Skip the pictures and repeat each line of the data exactly.
* START SUPPLIED RECORDS *
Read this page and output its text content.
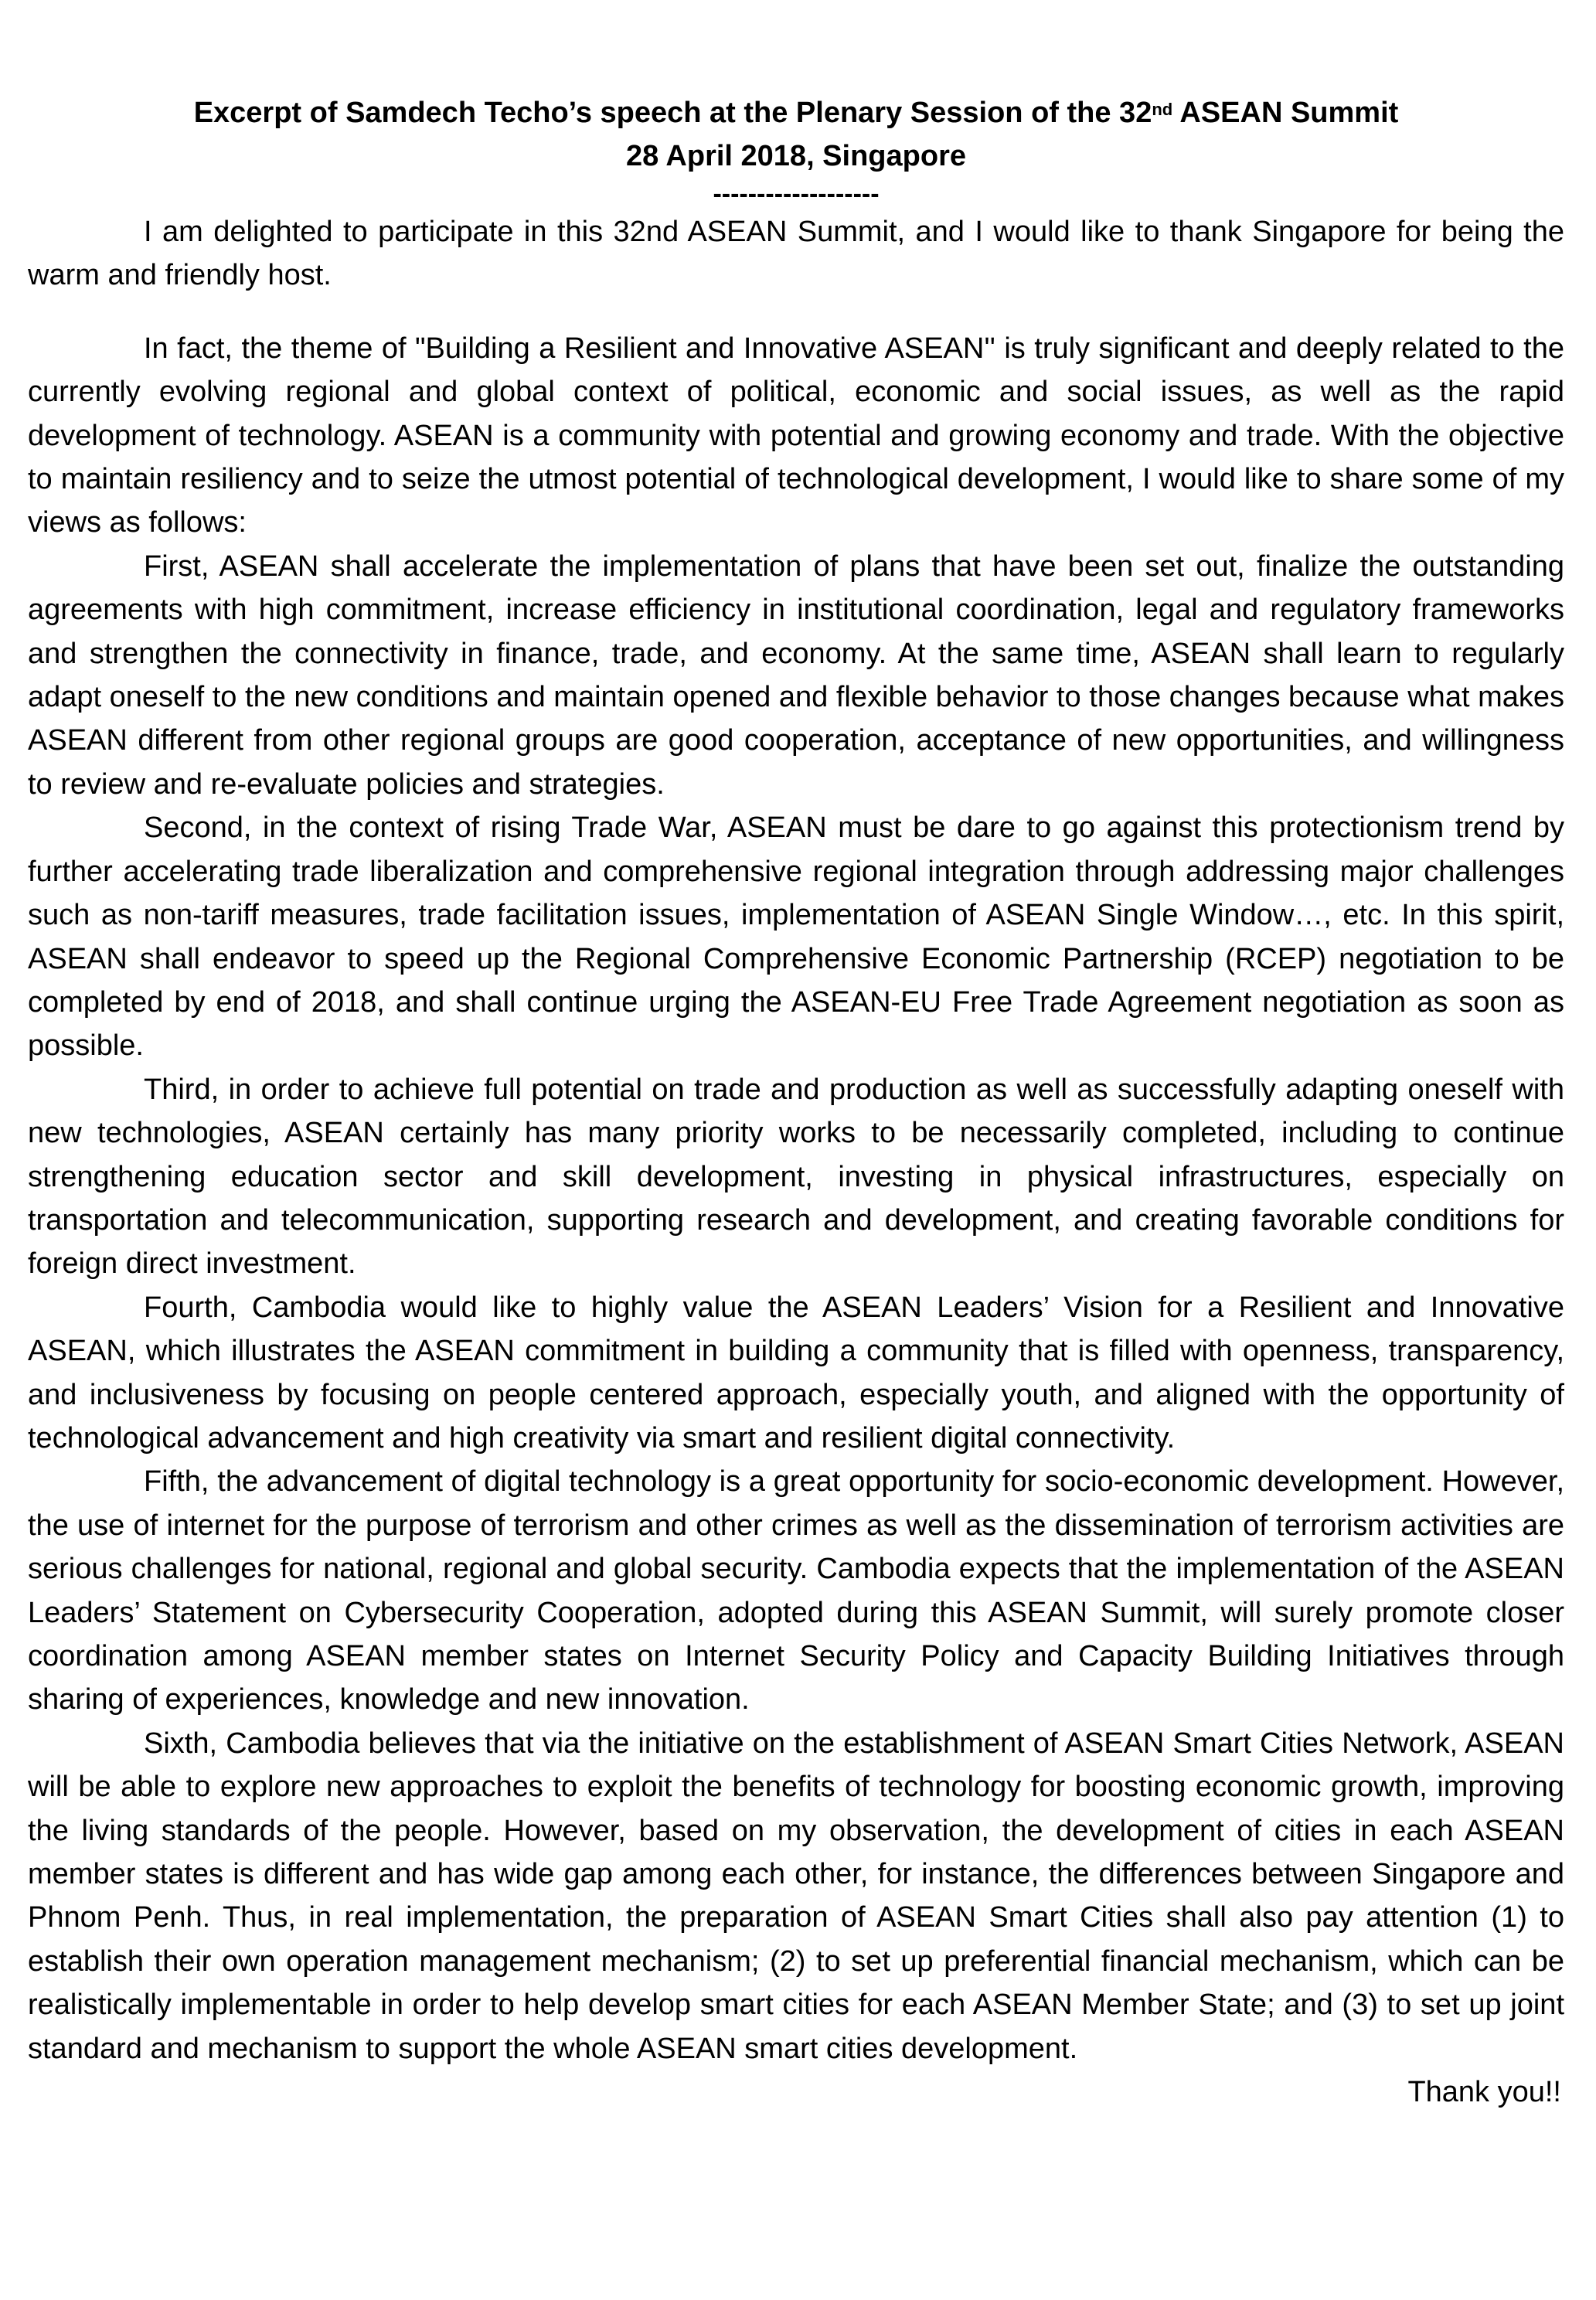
Excerpt of Samdech Techo’s speech at the Plenary Session of the 32nd ASEAN Summit

28 April 2018, Singapore

-------------------

I am delighted to participate in this 32nd ASEAN Summit, and I would like to thank Singapore for being the warm and friendly host.

In fact, the theme of "Building a Resilient and Innovative ASEAN'' is truly significant and deeply related to the currently evolving regional and global context of political, economic and social issues, as well as the rapid development of technology. ASEAN is a community with potential and growing economy and trade. With the objective to maintain resiliency and to seize the utmost potential of technological development, I would like to share some of my views as follows:

First, ASEAN shall accelerate the implementation of plans that have been set out, finalize the outstanding agreements with high commitment, increase efficiency in institutional coordination, legal and regulatory frameworks and strengthen the connectivity in finance, trade, and economy. At the same time, ASEAN shall learn to regularly adapt oneself to the new conditions and maintain opened and flexible behavior to those changes because what makes ASEAN different from other regional groups are good cooperation, acceptance of new opportunities, and willingness to review and re-evaluate policies and strategies.

Second, in the context of rising Trade War, ASEAN must be dare to go against this protectionism trend by further accelerating trade liberalization and comprehensive regional integration through addressing major challenges such as non-tariff measures, trade facilitation issues, implementation of ASEAN Single Window…, etc. In this spirit, ASEAN shall endeavor to speed up the Regional Comprehensive Economic Partnership (RCEP) negotiation to be completed by end of 2018, and shall continue urging the ASEAN-EU Free Trade Agreement negotiation as soon as possible.

Third, in order to achieve full potential on trade and production as well as successfully adapting oneself with new technologies, ASEAN certainly has many priority works to be necessarily completed, including to continue strengthening education sector and skill development, investing in physical infrastructures, especially on transportation and telecommunication, supporting research and development, and creating favorable conditions for foreign direct investment.

Fourth, Cambodia would like to highly value the ASEAN Leaders’ Vision for a Resilient and Innovative ASEAN, which illustrates the ASEAN commitment in building a community that is filled with openness, transparency, and inclusiveness by focusing on people centered approach, especially youth, and aligned with the opportunity of technological advancement and high creativity via smart and resilient digital connectivity.

Fifth, the advancement of digital technology is a great opportunity for socio-economic development. However, the use of internet for the purpose of terrorism and other crimes as well as the dissemination of terrorism activities are serious challenges for national, regional and global security. Cambodia expects that the implementation of the ASEAN Leaders’ Statement on Cybersecurity Cooperation, adopted during this ASEAN Summit, will surely promote closer coordination among ASEAN member states on Internet Security Policy and Capacity Building Initiatives through sharing of experiences, knowledge and new innovation.

Sixth, Cambodia believes that via the initiative on the establishment of ASEAN Smart Cities Network, ASEAN will be able to explore new approaches to exploit the benefits of technology for boosting economic growth, improving the living standards of the people. However, based on my observation, the development of cities in each ASEAN member states is different and has wide gap among each other, for instance, the differences between Singapore and Phnom Penh. Thus, in real implementation, the preparation of ASEAN Smart Cities shall also pay attention (1) to establish their own operation management mechanism; (2) to set up preferential financial mechanism, which can be realistically implementable in order to help develop smart cities for each ASEAN Member State; and (3) to set up joint standard and mechanism to support the whole ASEAN smart cities development.

Thank you!!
* END SUPPLIED RECORDS *
*SOLUTION TO THE EXERCISE*.
Read this page and output its text content.
Excerpt of Samdech Techo’s speech at the Plenary Session of the 32nd ASEAN Summit

28 April 2018, Singapore

-------------------

I am delighted to participate in this 32nd ASEAN Summit, and I would like to thank Singapore for being the warm and friendly host.

In fact, the theme of "Building a Resilient and Innovative ASEAN'' is truly significant and deeply related to the currently evolving regional and global context of political, economic and social issues, as well as the rapid development of technology. ASEAN is a community with potential and growing economy and trade. With the objective to maintain resiliency and to seize the utmost potential of technological development, I would like to share some of my views as follows:

First, ASEAN shall accelerate the implementation of plans that have been set out, finalize the outstanding agreements with high commitment, increase efficiency in institutional coordination, legal and regulatory frameworks and strengthen the connectivity in finance, trade, and economy. At the same time, ASEAN shall learn to regularly adapt oneself to the new conditions and maintain opened and flexible behavior to those changes because what makes ASEAN different from other regional groups are good cooperation, acceptance of new opportunities, and willingness to review and re-evaluate policies and strategies.

Second, in the context of rising Trade War, ASEAN must be dare to go against this protectionism trend by further accelerating trade liberalization and comprehensive regional integration through addressing major challenges such as non-tariff measures, trade facilitation issues, implementation of ASEAN Single Window…, etc. In this spirit, ASEAN shall endeavor to speed up the Regional Comprehensive Economic Partnership (RCEP) negotiation to be completed by end of 2018, and shall continue urging the ASEAN-EU Free Trade Agreement negotiation as soon as possible.

Third, in order to achieve full potential on trade and production as well as successfully adapting oneself with new technologies, ASEAN certainly has many priority works to be necessarily completed, including to continue strengthening education sector and skill development, investing in physical infrastructures, especially on transportation and telecommunication, supporting research and development, and creating favorable conditions for foreign direct investment.

Fourth, Cambodia would like to highly value the ASEAN Leaders’ Vision for a Resilient and Innovative ASEAN, which illustrates the ASEAN commitment in building a community that is filled with openness, transparency, and inclusiveness by focusing on people centered approach, especially youth, and aligned with the opportunity of technological advancement and high creativity via smart and resilient digital connectivity.

Fifth, the advancement of digital technology is a great opportunity for socio-economic development. However, the use of internet for the purpose of terrorism and other crimes as well as the dissemination of terrorism activities are serious challenges for national, regional and global security. Cambodia expects that the implementation of the ASEAN Leaders’ Statement on Cybersecurity Cooperation, adopted during this ASEAN Summit, will surely promote closer coordination among ASEAN member states on Internet Security Policy and Capacity Building Initiatives through sharing of experiences, knowledge and new innovation.

Sixth, Cambodia believes that via the initiative on the establishment of ASEAN Smart Cities Network, ASEAN will be able to explore new approaches to exploit the benefits of technology for boosting economic growth, improving the living standards of the people. However, based on my observation, the development of cities in each ASEAN member states is different and has wide gap among each other, for instance, the differences between Singapore and Phnom Penh. Thus, in real implementation, the preparation of ASEAN Smart Cities shall also pay attention (1) to establish their own operation management mechanism; (2) to set up preferential financial mechanism, which can be realistically implementable in order to help develop smart cities for each ASEAN Member State; and (3) to set up joint standard and mechanism to support the whole ASEAN smart cities development.

Thank you!!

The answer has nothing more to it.